PROBLEM STATEMENT => Read the entries below and pull out each line with the string "нужд".

STORED RECORDS =>
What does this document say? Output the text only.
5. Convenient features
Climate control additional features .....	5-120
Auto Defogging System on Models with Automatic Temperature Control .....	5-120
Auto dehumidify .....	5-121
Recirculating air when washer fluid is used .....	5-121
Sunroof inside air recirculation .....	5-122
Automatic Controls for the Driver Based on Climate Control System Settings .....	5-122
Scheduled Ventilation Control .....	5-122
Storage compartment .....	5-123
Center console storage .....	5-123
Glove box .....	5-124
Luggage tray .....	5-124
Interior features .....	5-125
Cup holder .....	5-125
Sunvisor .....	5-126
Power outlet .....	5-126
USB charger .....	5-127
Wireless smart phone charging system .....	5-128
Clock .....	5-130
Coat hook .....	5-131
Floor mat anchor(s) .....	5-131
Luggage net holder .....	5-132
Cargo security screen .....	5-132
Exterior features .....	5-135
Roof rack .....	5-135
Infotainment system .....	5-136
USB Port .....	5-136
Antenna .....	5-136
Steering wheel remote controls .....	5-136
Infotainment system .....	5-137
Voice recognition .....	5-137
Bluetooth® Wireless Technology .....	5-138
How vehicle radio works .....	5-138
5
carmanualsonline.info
==
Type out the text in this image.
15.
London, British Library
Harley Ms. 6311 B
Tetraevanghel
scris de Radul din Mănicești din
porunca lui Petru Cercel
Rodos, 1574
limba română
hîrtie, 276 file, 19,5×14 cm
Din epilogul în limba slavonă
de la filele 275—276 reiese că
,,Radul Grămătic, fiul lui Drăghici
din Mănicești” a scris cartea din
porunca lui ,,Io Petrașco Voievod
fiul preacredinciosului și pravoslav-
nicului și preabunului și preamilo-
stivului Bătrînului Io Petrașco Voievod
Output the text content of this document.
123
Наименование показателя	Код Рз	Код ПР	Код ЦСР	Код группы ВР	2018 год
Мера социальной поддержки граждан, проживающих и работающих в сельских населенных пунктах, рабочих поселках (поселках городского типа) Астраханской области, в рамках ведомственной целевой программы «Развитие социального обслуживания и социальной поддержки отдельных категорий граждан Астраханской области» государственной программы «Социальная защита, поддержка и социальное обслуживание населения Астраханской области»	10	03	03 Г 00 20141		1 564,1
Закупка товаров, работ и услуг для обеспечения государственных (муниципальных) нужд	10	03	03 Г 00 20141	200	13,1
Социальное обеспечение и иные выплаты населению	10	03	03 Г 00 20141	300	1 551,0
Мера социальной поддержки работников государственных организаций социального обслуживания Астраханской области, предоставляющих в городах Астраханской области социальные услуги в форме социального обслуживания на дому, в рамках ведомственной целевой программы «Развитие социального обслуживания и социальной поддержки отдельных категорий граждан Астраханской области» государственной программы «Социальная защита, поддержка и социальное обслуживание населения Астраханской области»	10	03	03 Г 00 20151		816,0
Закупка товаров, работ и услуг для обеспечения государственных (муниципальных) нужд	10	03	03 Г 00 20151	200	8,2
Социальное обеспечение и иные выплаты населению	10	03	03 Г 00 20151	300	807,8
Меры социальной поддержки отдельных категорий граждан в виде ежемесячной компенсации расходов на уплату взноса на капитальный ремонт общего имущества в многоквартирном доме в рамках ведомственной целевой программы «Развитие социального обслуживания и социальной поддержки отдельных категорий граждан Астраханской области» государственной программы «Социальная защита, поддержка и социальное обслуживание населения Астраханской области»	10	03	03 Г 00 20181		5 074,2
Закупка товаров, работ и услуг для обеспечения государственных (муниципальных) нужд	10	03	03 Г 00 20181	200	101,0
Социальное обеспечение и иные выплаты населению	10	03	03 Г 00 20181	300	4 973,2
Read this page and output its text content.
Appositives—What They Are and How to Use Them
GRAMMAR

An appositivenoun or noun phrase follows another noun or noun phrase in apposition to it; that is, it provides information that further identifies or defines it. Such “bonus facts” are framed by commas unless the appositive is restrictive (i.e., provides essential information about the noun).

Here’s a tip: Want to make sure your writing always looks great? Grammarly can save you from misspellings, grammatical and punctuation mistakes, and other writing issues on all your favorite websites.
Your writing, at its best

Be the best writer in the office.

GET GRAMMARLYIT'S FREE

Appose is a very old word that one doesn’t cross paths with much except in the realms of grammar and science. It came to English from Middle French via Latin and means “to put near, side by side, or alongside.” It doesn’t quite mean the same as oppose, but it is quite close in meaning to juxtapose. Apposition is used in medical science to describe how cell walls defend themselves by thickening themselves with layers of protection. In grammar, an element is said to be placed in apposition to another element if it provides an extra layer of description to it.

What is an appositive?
---
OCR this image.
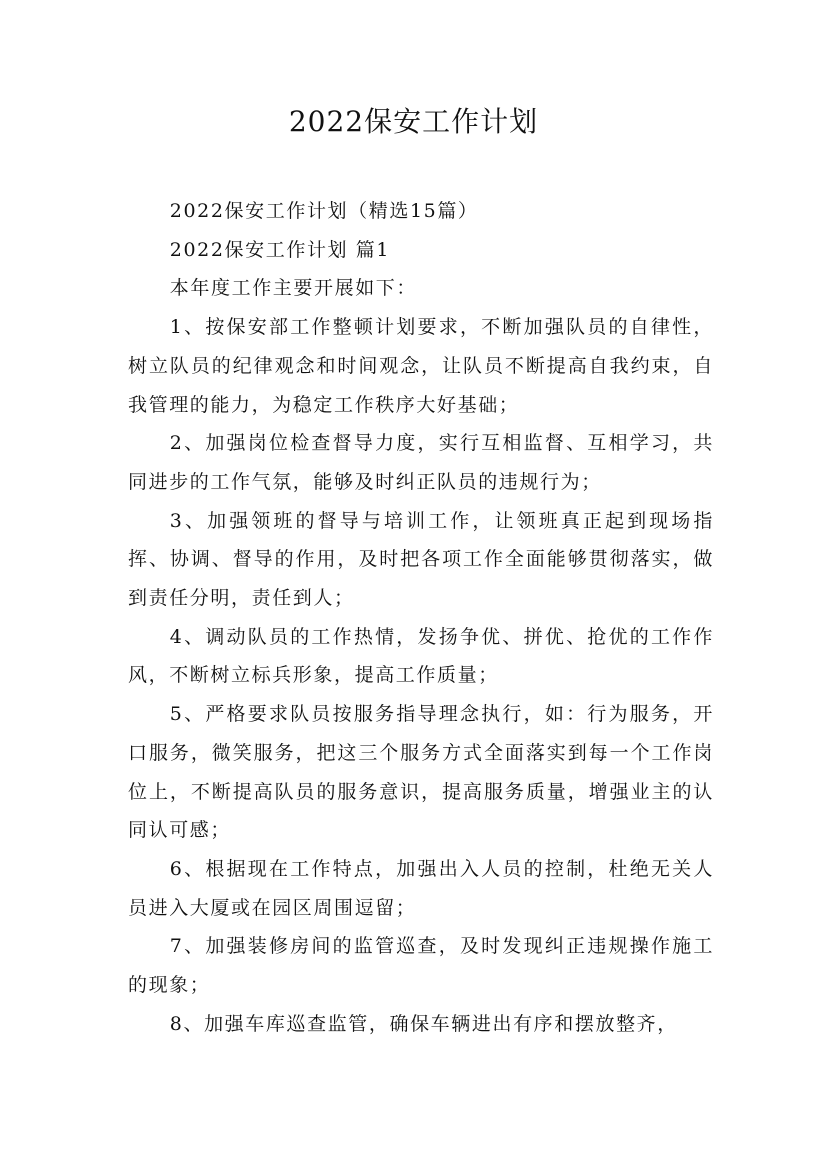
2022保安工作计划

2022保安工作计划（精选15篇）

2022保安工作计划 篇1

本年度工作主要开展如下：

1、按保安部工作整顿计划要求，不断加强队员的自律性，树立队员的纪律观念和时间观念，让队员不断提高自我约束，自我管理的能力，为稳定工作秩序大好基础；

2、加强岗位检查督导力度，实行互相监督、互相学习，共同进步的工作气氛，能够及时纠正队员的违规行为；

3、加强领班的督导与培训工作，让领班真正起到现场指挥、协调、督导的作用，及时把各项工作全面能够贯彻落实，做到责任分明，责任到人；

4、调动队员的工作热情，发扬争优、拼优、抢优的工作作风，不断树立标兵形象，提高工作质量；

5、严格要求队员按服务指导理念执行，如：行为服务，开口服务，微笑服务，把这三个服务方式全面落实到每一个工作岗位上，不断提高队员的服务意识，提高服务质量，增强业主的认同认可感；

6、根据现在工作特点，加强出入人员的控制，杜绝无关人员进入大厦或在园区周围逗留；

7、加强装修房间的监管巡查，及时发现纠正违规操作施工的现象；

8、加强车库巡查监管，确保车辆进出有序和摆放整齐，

ANSWER TO THE EXERCISE =>
Закупка товаров, работ и услуг для обеспечения государственных (муниципальных) нужд	10	03	03 Г 00 20141	200	13,1
Закупка товаров, работ и услуг для обеспечения государственных (муниципальных) нужд	10	03	03 Г 00 20151	200	8,2
Закупка товаров, работ и услуг для обеспечения государственных (муниципальных) нужд	10	03	03 Г 00 20181	200	101,0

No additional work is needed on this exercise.